◆ WHAT TO WORK ON:
The records below are to be copied word for word, with every picture left out.

◆ DATASET:
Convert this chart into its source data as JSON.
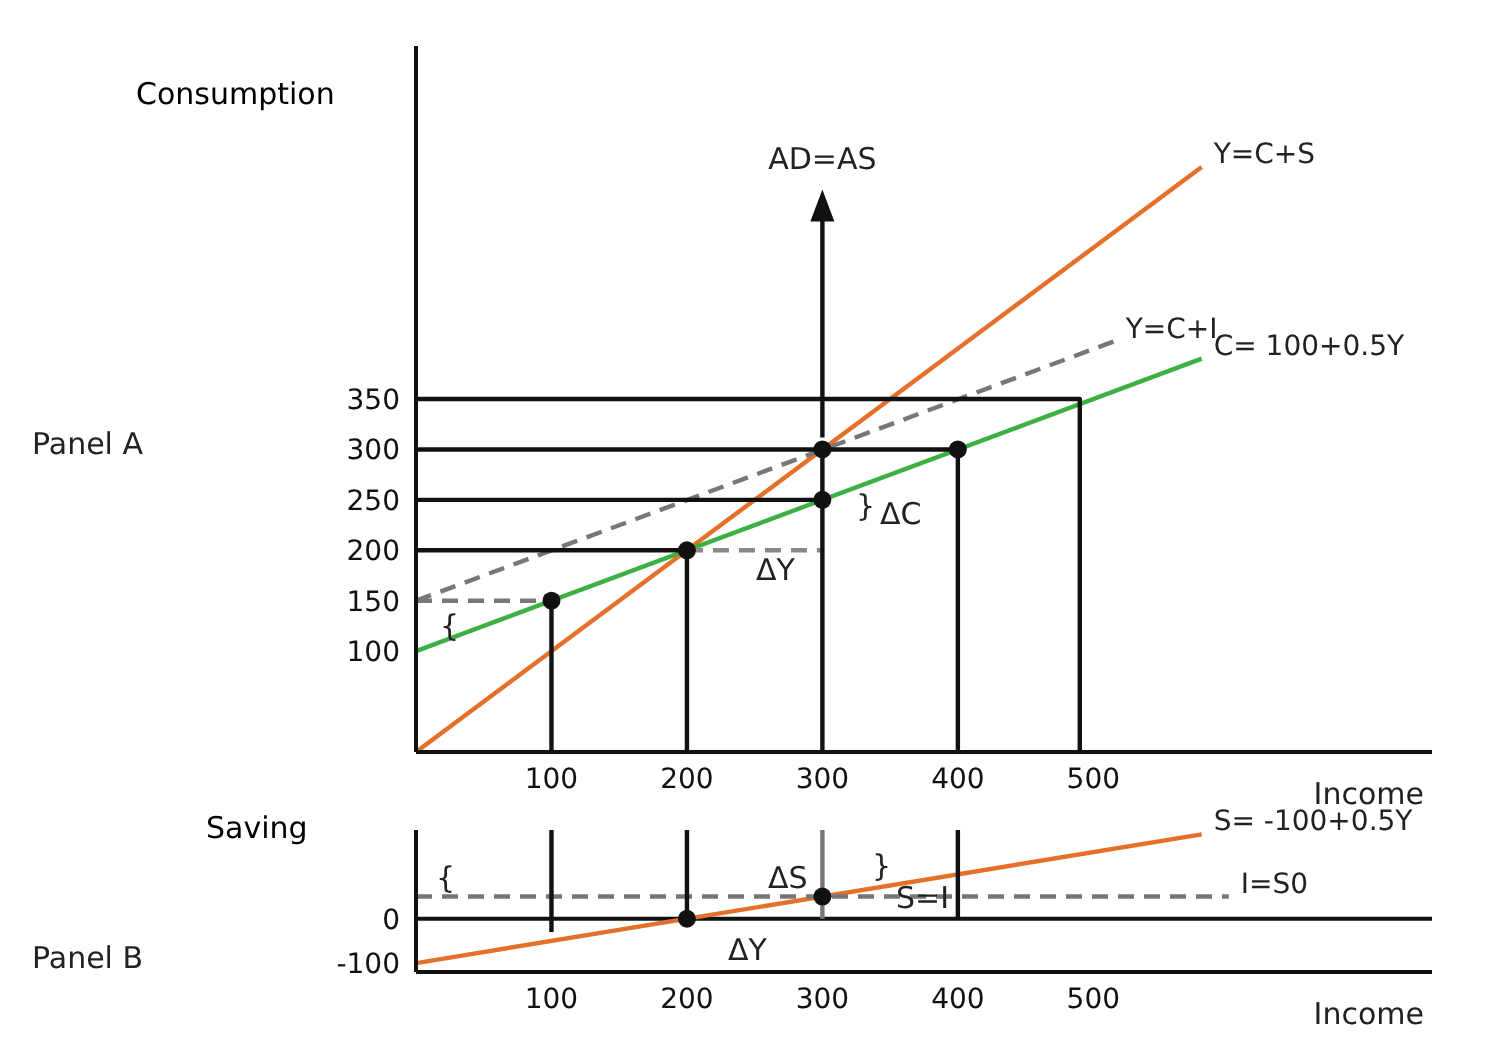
{
  "chart_data": [
    {
      "type": "line",
      "ylabel": "Consumption",
      "xlabel": "Income",
      "xlim": [
        0,
        750
      ],
      "ylim": [
        0,
        700
      ],
      "xticks": [
        100,
        200,
        300,
        400,
        500
      ],
      "yticks": [
        100,
        150,
        200,
        250,
        300,
        350
      ],
      "series": [
        {
          "name": "Y=C+S",
          "color": "#e5702a",
          "x": [
            0,
            580
          ],
          "values": [
            0,
            580
          ]
        },
        {
          "name": "Y=C+I",
          "color": "#777777",
          "line_style": "dashed",
          "x": [
            0,
            515
          ],
          "values": [
            150,
            407
          ]
        },
        {
          "name": "C= 100+0.5Y",
          "color": "#3cb043",
          "x": [
            0,
            580
          ],
          "values": [
            100,
            390
          ]
        },
        {
          "color": "#111111",
          "x": [
            0,
            490,
            490
          ],
          "values": [
            350,
            350,
            0
          ]
        },
        {
          "color": "#111111",
          "x": [
            0,
            400
          ],
          "values": [
            300,
            300
          ]
        },
        {
          "color": "#111111",
          "x": [
            0,
            300
          ],
          "values": [
            250,
            250
          ]
        },
        {
          "color": "#111111",
          "x": [
            0,
            200
          ],
          "values": [
            200,
            200
          ]
        },
        {
          "color": "#888888",
          "line_style": "dashed",
          "x": [
            200,
            300
          ],
          "values": [
            200,
            200
          ]
        },
        {
          "color": "#777777",
          "line_style": "dashed",
          "x": [
            0,
            100
          ],
          "values": [
            150,
            150
          ]
        },
        {
          "color": "#111111",
          "x": [
            100,
            100
          ],
          "values": [
            150,
            0
          ]
        },
        {
          "color": "#111111",
          "x": [
            200,
            200
          ],
          "values": [
            200,
            0
          ]
        },
        {
          "color": "#111111",
          "x": [
            300,
            300
          ],
          "values": [
            0,
            300
          ]
        },
        {
          "color": "#111111",
          "x": [
            400,
            400
          ],
          "values": [
            300,
            0
          ]
        },
        {
          "type": "scatter",
          "marker": "circle",
          "color": "#111111",
          "x": [
            100,
            200,
            300,
            300,
            400
          ],
          "values": [
            150,
            200,
            300,
            250,
            300
          ]
        }
      ],
      "annotations": [
        "Panel A",
        {
          "text": "AD=AS",
          "x": 300,
          "y": 300
        },
        "ΔC",
        "ΔY",
        "}",
        "{"
      ]
    },
    {
      "type": "line",
      "ylabel": "Saving",
      "xlabel": "Income",
      "xlim": [
        0,
        750
      ],
      "ylim": [
        -120,
        200
      ],
      "xticks": [
        100,
        200,
        300,
        400,
        500
      ],
      "yticks": [
        -100,
        0
      ],
      "ref_lines": [
        {
          "axis": "y",
          "value": 0,
          "color": "#111111"
        }
      ],
      "series": [
        {
          "name": "S= -100+0.5Y",
          "color": "#e5702a",
          "x": [
            0,
            580
          ],
          "values": [
            -100,
            190
          ]
        },
        {
          "name": "I=S0",
          "color": "#777777",
          "line_style": "dashed",
          "x": [
            0,
            600
          ],
          "values": [
            50,
            50
          ]
        },
        {
          "color": "#111111",
          "x": [
            100,
            100
          ],
          "values": [
            -30,
            200
          ]
        },
        {
          "color": "#111111",
          "x": [
            200,
            200
          ],
          "values": [
            0,
            200
          ]
        },
        {
          "color": "#777777",
          "x": [
            300,
            300
          ],
          "values": [
            0,
            200
          ]
        },
        {
          "color": "#111111",
          "x": [
            400,
            400
          ],
          "values": [
            0,
            200
          ]
        },
        {
          "type": "scatter",
          "marker": "circle",
          "color": "#111111",
          "x": [
            200,
            300
          ],
          "values": [
            0,
            50
          ]
        }
      ],
      "annotations": [
        "Panel B",
        "ΔY",
        "ΔS",
        "S=I",
        "}",
        "{"
      ]
    }
  ]
}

◆ WORKED SOLUTION:
Convert this chart into its source data as JSON.
{
  "chart_data": [
    {
      "type": "line",
      "ylabel": "Consumption",
      "xlabel": "Income",
      "xlim": [
        0,
        750
      ],
      "ylim": [
        0,
        700
      ],
      "xticks": [
        100,
        200,
        300,
        400,
        500
      ],
      "yticks": [
        100,
        150,
        200,
        250,
        300,
        350
      ],
      "series": [
        {
          "name": "Y=C+S",
          "color": "#e5702a",
          "x": [
            0,
            580
          ],
          "values": [
            0,
            580
          ]
        },
        {
          "name": "Y=C+I",
          "color": "#777777",
          "line_style": "dashed",
          "x": [
            0,
            515
          ],
          "values": [
            150,
            407
          ]
        },
        {
          "name": "C= 100+0.5Y",
          "color": "#3cb043",
          "x": [
            0,
            580
          ],
          "values": [
            100,
            390
          ]
        },
        {
          "color": "#111111",
          "x": [
            0,
            490,
            490
          ],
          "values": [
            350,
            350,
            0
          ]
        },
        {
          "color": "#111111",
          "x": [
            0,
            400
          ],
          "values": [
            300,
            300
          ]
        },
        {
          "color": "#111111",
          "x": [
            0,
            300
          ],
          "values": [
            250,
            250
          ]
        },
        {
          "color": "#111111",
          "x": [
            0,
            200
          ],
          "values": [
            200,
            200
          ]
        },
        {
          "color": "#888888",
          "line_style": "dashed",
          "x": [
            200,
            300
          ],
          "values": [
            200,
            200
          ]
        },
        {
          "color": "#777777",
          "line_style": "dashed",
          "x": [
            0,
            100
          ],
          "values": [
            150,
            150
          ]
        },
        {
          "color": "#111111",
          "x": [
            100,
            100
          ],
          "values": [
            150,
            0
          ]
        },
        {
          "color": "#111111",
          "x": [
            200,
            200
          ],
          "values": [
            200,
            0
          ]
        },
        {
          "color": "#111111",
          "x": [
            300,
            300
          ],
          "values": [
            0,
            300
          ]
        },
        {
          "color": "#111111",
          "x": [
            400,
            400
          ],
          "values": [
            300,
            0
          ]
        },
        {
          "type": "scatter",
          "marker": "circle",
          "color": "#111111",
          "x": [
            100,
            200,
            300,
            300,
            400
          ],
          "values": [
            150,
            200,
            300,
            250,
            300
          ]
        }
      ],
      "annotations": [
        "Panel A",
        {
          "text": "AD=AS",
          "x": 300,
          "y": 300
        },
        "ΔC",
        "ΔY",
        "}",
        "{"
      ]
    },
    {
      "type": "line",
      "ylabel": "Saving",
      "xlabel": "Income",
      "xlim": [
        0,
        750
      ],
      "ylim": [
        -120,
        200
      ],
      "xticks": [
        100,
        200,
        300,
        400,
        500
      ],
      "yticks": [
        -100,
        0
      ],
      "ref_lines": [
        {
          "axis": "y",
          "value": 0,
          "color": "#111111"
        }
      ],
      "series": [
        {
          "name": "S= -100+0.5Y",
          "color": "#e5702a",
          "x": [
            0,
            580
          ],
          "values": [
            -100,
            190
          ]
        },
        {
          "name": "I=S0",
          "color": "#777777",
          "line_style": "dashed",
          "x": [
            0,
            600
          ],
          "values": [
            50,
            50
          ]
        },
        {
          "color": "#111111",
          "x": [
            100,
            100
          ],
          "values": [
            -30,
            200
          ]
        },
        {
          "color": "#111111",
          "x": [
            200,
            200
          ],
          "values": [
            0,
            200
          ]
        },
        {
          "color": "#777777",
          "x": [
            300,
            300
          ],
          "values": [
            0,
            200
          ]
        },
        {
          "color": "#111111",
          "x": [
            400,
            400
          ],
          "values": [
            0,
            200
          ]
        },
        {
          "type": "scatter",
          "marker": "circle",
          "color": "#111111",
          "x": [
            200,
            300
          ],
          "values": [
            0,
            50
          ]
        }
      ],
      "annotations": [
        "Panel B",
        "ΔY",
        "ΔS",
        "S=I",
        "}",
        "{"
      ]
    }
  ]
}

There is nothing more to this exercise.